Tareas requeridas
1. Según el fragmento sobre Camila y el patinaje, ¿quién era el único de la familia que patinaba?
2. Prolongue el fragmento sobre Camila y el patinaje a partir de su última oración.

Yo no sé de donde heredó Camila su afición por el patinaje, porque en la familia, el único que patinaba era el abuelo, arriero de profesión, que en temporadas lluviosas patinaba de charco en charco a la pata de las mulas.
Porque dicen que las facultades se heredan. Por eso dicen que los hijos de los médicos estudian medicina y los abogados tienen hijos abogados y los hijos de campesinos salen campesinos y los hijos de los curas, perdón, los hijos de los presidentes salen presidentes. Y hasta refranes y dichos les han acomodado a las leyes de la herencia: “Hijo de tigre sale pintado; hijo de fara, rabipelado”, “De tal palo, tal astilla”, “Hijo de gato, caza ratones”.

Información mostrada
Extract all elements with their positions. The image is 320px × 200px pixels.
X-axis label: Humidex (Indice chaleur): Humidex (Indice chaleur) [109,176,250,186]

Respuestas redactadas
1. El abuelo, que era arriero de profesión.

2.
Pero todo refrán tiene sus excepciones y este parece ser uno de esos casos excepcionales. Camila es hija de padres normalitos. En asuntos de deportes, pocón, pocón. No conocen el estadio General Santander ni la Toto. Cuando veían un poco de camisetas amarillas por la calle, sabían que ese día jugaba la Selección Colombia y entonces se preparaban para ver el partido por la tele. Digo, antes de la pandemia. Ahora no se ven camisetas amarillas. De ciclismo, ni siquiera saben montar en bicicleta. La mamá le jalaba un poco al atletismo cuando le cogía tarde para llegar al colegio. Corría y corría para llegar antes de que le cerraran la puerta. Y de boxeo, padre y madre estuvieron tentados de comprar guantes para arreglar los conflictos en el cuadrilátero de la casa, es decir, en la alcoba. Al fin, los arreglaron a lengua.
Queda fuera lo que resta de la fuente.